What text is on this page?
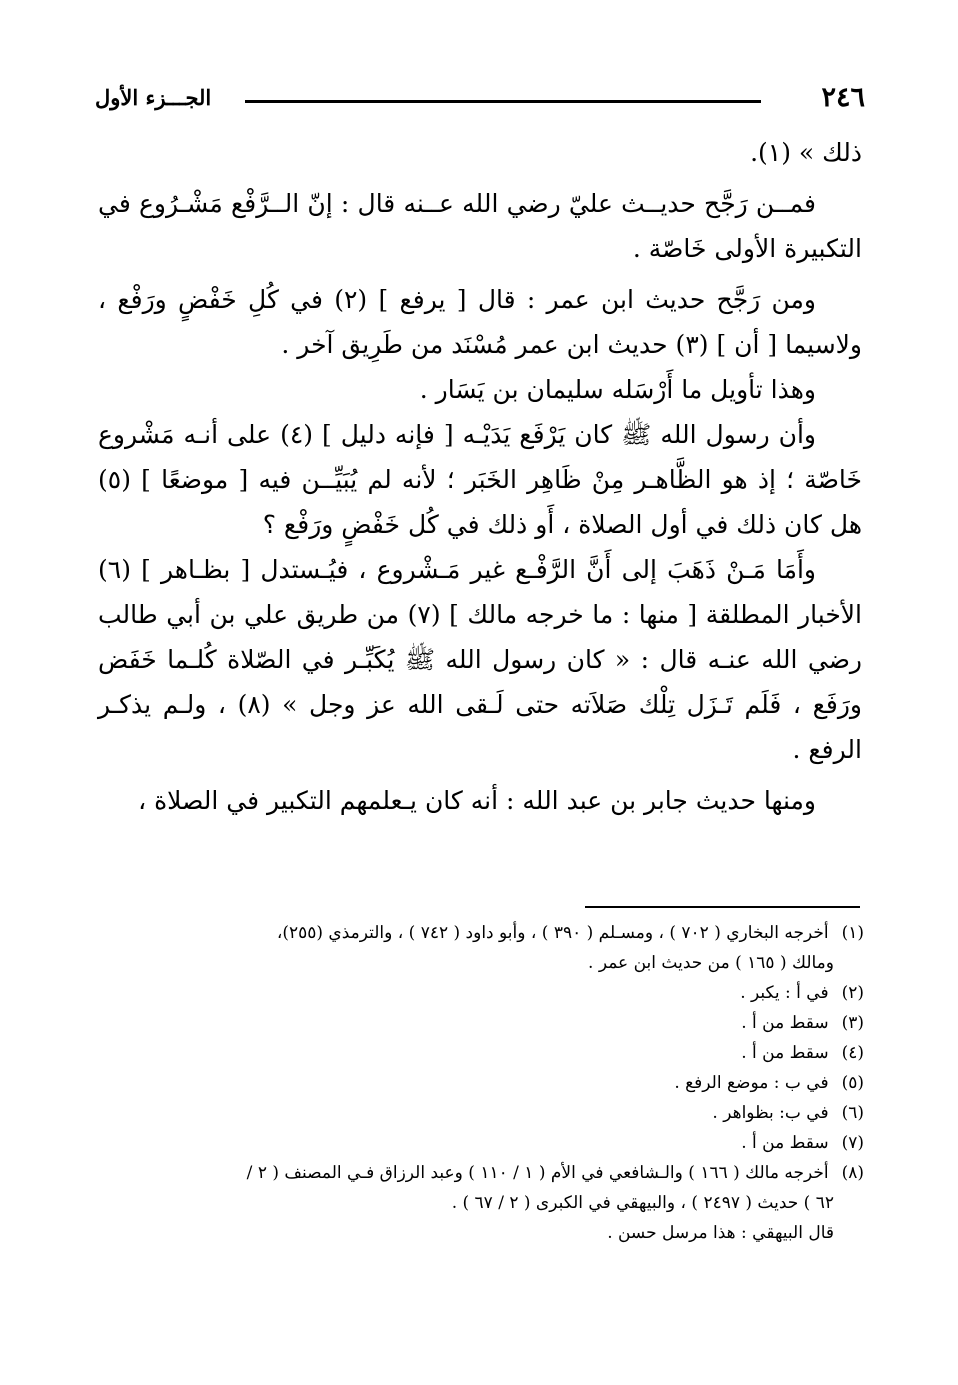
٢٤٦
الجـــزء الأول

ذلك » (١).

فمــن رَجَّح حديــث عليّ رضي الله عــنه قال : إنّ الــرَّفْع مَشْـرُوع في التكبيرة الأولى خَاصّة .

ومن رَجَّح حديث ابن عمر : قال [ يرفع ] (٢) في كُلِ خَفْضٍ ورَفْع ، ولاسيما [ أن ] (٣) حديث ابن عمر مُسْنَد من طَرِيق آخر .

وهذا تأويل ما أَرْسَله سليمان بن يَسَار .

وأن رسول الله ﷺ كان يَرْفَع يَدَيْـه [ فإنه دليل ] (٤) على أنـه مَشْروع خَاصّة ؛ إذ هو الظَّاهـر مِنْ ظَاهِر الخَبَر ؛ لأنه لم يُبَيِّــن فيه [ موضعًا ] (٥) هل كان ذلك في أول الصلاة ، أَو ذلك في كُل خَفْضٍ ورَفْع ؟

وأَمَا مَـنْ ذَهَبَ إلى أَنَّ الرَّفْـع غير مَـشْروع ، فيُـستدل [ بظـاهر ] (٦) الأخبار المطلقة [ منها : ما خرجه مالك ] (٧) من طريق علي بن أبي طالب رضي الله عنـه قال : « كان رسول الله ﷺ يُكَبِّـر في الصّلاة كُلـما خَفَض ورَفَع ، فَلَم تَـزَل تِلْك صَلاَته حتى لَـقى الله عز وجل » (٨) ، ولـم يذكـر الرفع .

ومنها حديث جابر بن عبد الله : أنه كان يـعلمهم التكبير في الصلاة ،

(١) أخرجه البخاري ( ٧٠٢ ) ، ومسـلم ( ٣٩٠ ) ، وأبو داود ( ٧٤٢ ) ، والترمذي (٢٥٥)،

ومالك ( ١٦٥ ) من حديث ابن عمر .

(٢) في أ : يكبر .

(٣) سقط من أ .

(٤) سقط من أ .

(٥) في ب : موضع الرفع .

(٦) في ب: بظواهر .

(٧) سقط من أ .

(٨) أخرجه مالك ( ١٦٦ ) والـشافعي في الأم ( ١ / ١١٠ ) وعبد الرزاق فـي المصنف ( ٢ /

٦٢ ) حديث ( ٢٤٩٧ ) ، والبيهقي في الكبرى ( ٢ / ٦٧ ) .

قال البيهقي : هذا مرسل حسن .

## [Do this]
Copy the records exactly as they appear, excluding images.

## [Written solution]
What text is on this page?
٢٤٦
الجـــزء الأول

ذلك » (١).

فمــن رَجَّح حديــث عليّ رضي الله عــنه قال : إنّ الــرَّفْع مَشْـرُوع في التكبيرة الأولى خَاصّة .

ومن رَجَّح حديث ابن عمر : قال [ يرفع ] (٢) في كُلِ خَفْضٍ ورَفْع ، ولاسيما [ أن ] (٣) حديث ابن عمر مُسْنَد من طَرِيق آخر .

وهذا تأويل ما أَرْسَله سليمان بن يَسَار .

وأن رسول الله ﷺ كان يَرْفَع يَدَيْـه [ فإنه دليل ] (٤) على أنـه مَشْروع خَاصّة ؛ إذ هو الظَّاهـر مِنْ ظَاهِر الخَبَر ؛ لأنه لم يُبَيِّــن فيه [ موضعًا ] (٥) هل كان ذلك في أول الصلاة ، أَو ذلك في كُل خَفْضٍ ورَفْع ؟

وأَمَا مَـنْ ذَهَبَ إلى أَنَّ الرَّفْـع غير مَـشْروع ، فيُـستدل [ بظـاهر ] (٦) الأخبار المطلقة [ منها : ما خرجه مالك ] (٧) من طريق علي بن أبي طالب رضي الله عنـه قال : « كان رسول الله ﷺ يُكَبِّـر في الصّلاة كُلـما خَفَض ورَفَع ، فَلَم تَـزَل تِلْك صَلاَته حتى لَـقى الله عز وجل » (٨) ، ولـم يذكـر الرفع .

ومنها حديث جابر بن عبد الله : أنه كان يـعلمهم التكبير في الصلاة ،

(١) أخرجه البخاري ( ٧٠٢ ) ، ومسـلم ( ٣٩٠ ) ، وأبو داود ( ٧٤٢ ) ، والترمذي (٢٥٥)،

ومالك ( ١٦٥ ) من حديث ابن عمر .

(٢) في أ : يكبر .

(٣) سقط من أ .

(٤) سقط من أ .

(٥) في ب : موضع الرفع .

(٦) في ب: بظواهر .

(٧) سقط من أ .

(٨) أخرجه مالك ( ١٦٦ ) والـشافعي في الأم ( ١ / ١١٠ ) وعبد الرزاق فـي المصنف ( ٢ /

٦٢ ) حديث ( ٢٤٩٧ ) ، والبيهقي في الكبرى ( ٢ / ٦٧ ) .

قال البيهقي : هذا مرسل حسن .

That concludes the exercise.